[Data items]
━━━━━━━━━━

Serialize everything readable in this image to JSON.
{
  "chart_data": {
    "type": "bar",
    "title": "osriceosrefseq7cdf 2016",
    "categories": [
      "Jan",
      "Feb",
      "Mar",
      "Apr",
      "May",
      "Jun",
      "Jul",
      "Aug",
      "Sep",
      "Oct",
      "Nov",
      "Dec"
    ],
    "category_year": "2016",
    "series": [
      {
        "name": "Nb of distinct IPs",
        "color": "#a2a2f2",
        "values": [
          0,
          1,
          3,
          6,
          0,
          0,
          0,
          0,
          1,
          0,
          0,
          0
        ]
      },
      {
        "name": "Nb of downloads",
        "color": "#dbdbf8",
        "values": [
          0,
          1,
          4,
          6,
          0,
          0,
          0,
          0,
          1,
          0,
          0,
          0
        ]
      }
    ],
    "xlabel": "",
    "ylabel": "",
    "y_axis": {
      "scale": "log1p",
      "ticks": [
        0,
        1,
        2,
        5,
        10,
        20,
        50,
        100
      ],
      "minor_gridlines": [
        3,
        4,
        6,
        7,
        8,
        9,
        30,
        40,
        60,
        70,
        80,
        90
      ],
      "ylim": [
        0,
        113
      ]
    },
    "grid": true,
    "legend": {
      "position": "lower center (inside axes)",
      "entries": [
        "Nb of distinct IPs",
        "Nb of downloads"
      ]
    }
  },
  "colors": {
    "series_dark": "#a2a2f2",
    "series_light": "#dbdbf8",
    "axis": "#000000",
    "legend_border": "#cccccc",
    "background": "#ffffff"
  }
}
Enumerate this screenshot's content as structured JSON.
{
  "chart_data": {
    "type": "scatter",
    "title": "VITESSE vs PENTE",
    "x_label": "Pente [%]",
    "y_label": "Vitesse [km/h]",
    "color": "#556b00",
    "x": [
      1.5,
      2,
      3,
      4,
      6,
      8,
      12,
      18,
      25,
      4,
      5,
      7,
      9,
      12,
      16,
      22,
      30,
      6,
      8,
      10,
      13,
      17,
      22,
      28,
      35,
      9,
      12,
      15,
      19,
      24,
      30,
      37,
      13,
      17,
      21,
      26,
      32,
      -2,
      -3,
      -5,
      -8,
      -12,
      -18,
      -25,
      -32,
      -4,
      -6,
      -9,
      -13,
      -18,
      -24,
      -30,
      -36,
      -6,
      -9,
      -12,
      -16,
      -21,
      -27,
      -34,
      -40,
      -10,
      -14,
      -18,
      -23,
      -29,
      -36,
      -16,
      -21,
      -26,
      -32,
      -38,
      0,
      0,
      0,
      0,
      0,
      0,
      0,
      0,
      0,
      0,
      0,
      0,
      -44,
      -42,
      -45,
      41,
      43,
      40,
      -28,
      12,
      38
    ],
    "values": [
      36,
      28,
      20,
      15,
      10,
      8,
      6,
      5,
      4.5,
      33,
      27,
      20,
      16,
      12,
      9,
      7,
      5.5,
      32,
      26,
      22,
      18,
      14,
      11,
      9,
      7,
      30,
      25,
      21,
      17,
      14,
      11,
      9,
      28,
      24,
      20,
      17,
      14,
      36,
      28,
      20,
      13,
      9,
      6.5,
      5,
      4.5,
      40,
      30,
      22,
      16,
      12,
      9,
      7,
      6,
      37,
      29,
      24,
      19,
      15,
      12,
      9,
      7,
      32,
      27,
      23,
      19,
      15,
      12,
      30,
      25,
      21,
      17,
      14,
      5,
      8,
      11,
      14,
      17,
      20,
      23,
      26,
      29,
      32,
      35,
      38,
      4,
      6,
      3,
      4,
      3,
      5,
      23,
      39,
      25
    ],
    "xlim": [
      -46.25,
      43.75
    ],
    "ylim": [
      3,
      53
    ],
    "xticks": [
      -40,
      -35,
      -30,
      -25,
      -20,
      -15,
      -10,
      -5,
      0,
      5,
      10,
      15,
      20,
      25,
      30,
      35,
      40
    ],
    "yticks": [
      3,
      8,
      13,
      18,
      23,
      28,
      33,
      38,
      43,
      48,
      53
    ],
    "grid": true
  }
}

━━━━━━━━━━

• **STATED EXERCISE**
Set all of the entries down again, exactly as they were given.

• **SOLUTION TO THIS PROBLEM**
Serialize everything readable in this image to JSON.
{
  "chart_data": {
    "type": "bar",
    "title": "osriceosrefseq7cdf 2016",
    "categories": [
      "Jan",
      "Feb",
      "Mar",
      "Apr",
      "May",
      "Jun",
      "Jul",
      "Aug",
      "Sep",
      "Oct",
      "Nov",
      "Dec"
    ],
    "category_year": "2016",
    "series": [
      {
        "name": "Nb of distinct IPs",
        "color": "#a2a2f2",
        "values": [
          0,
          1,
          3,
          6,
          0,
          0,
          0,
          0,
          1,
          0,
          0,
          0
        ]
      },
      {
        "name": "Nb of downloads",
        "color": "#dbdbf8",
        "values": [
          0,
          1,
          4,
          6,
          0,
          0,
          0,
          0,
          1,
          0,
          0,
          0
        ]
      }
    ],
    "xlabel": "",
    "ylabel": "",
    "y_axis": {
      "scale": "log1p",
      "ticks": [
        0,
        1,
        2,
        5,
        10,
        20,
        50,
        100
      ],
      "minor_gridlines": [
        3,
        4,
        6,
        7,
        8,
        9,
        30,
        40,
        60,
        70,
        80,
        90
      ],
      "ylim": [
        0,
        113
      ]
    },
    "grid": true,
    "legend": {
      "position": "lower center (inside axes)",
      "entries": [
        "Nb of distinct IPs",
        "Nb of downloads"
      ]
    }
  },
  "colors": {
    "series_dark": "#a2a2f2",
    "series_light": "#dbdbf8",
    "axis": "#000000",
    "legend_border": "#cccccc",
    "background": "#ffffff"
  }
}
Enumerate this screenshot's content as structured JSON.
{
  "chart_data": {
    "type": "scatter",
    "title": "VITESSE vs PENTE",
    "x_label": "Pente [%]",
    "y_label": "Vitesse [km/h]",
    "color": "#556b00",
    "x": [
      1.5,
      2,
      3,
      4,
      6,
      8,
      12,
      18,
      25,
      4,
      5,
      7,
      9,
      12,
      16,
      22,
      30,
      6,
      8,
      10,
      13,
      17,
      22,
      28,
      35,
      9,
      12,
      15,
      19,
      24,
      30,
      37,
      13,
      17,
      21,
      26,
      32,
      -2,
      -3,
      -5,
      -8,
      -12,
      -18,
      -25,
      -32,
      -4,
      -6,
      -9,
      -13,
      -18,
      -24,
      -30,
      -36,
      -6,
      -9,
      -12,
      -16,
      -21,
      -27,
      -34,
      -40,
      -10,
      -14,
      -18,
      -23,
      -29,
      -36,
      -16,
      -21,
      -26,
      -32,
      -38,
      0,
      0,
      0,
      0,
      0,
      0,
      0,
      0,
      0,
      0,
      0,
      0,
      -44,
      -42,
      -45,
      41,
      43,
      40,
      -28,
      12,
      38
    ],
    "values": [
      36,
      28,
      20,
      15,
      10,
      8,
      6,
      5,
      4.5,
      33,
      27,
      20,
      16,
      12,
      9,
      7,
      5.5,
      32,
      26,
      22,
      18,
      14,
      11,
      9,
      7,
      30,
      25,
      21,
      17,
      14,
      11,
      9,
      28,
      24,
      20,
      17,
      14,
      36,
      28,
      20,
      13,
      9,
      6.5,
      5,
      4.5,
      40,
      30,
      22,
      16,
      12,
      9,
      7,
      6,
      37,
      29,
      24,
      19,
      15,
      12,
      9,
      7,
      32,
      27,
      23,
      19,
      15,
      12,
      30,
      25,
      21,
      17,
      14,
      5,
      8,
      11,
      14,
      17,
      20,
      23,
      26,
      29,
      32,
      35,
      38,
      4,
      6,
      3,
      4,
      3,
      5,
      23,
      39,
      25
    ],
    "xlim": [
      -46.25,
      43.75
    ],
    "ylim": [
      3,
      53
    ],
    "xticks": [
      -40,
      -35,
      -30,
      -25,
      -20,
      -15,
      -10,
      -5,
      0,
      5,
      10,
      15,
      20,
      25,
      30,
      35,
      40
    ],
    "yticks": [
      3,
      8,
      13,
      18,
      23,
      28,
      33,
      38,
      43,
      48,
      53
    ],
    "grid": true
  }
}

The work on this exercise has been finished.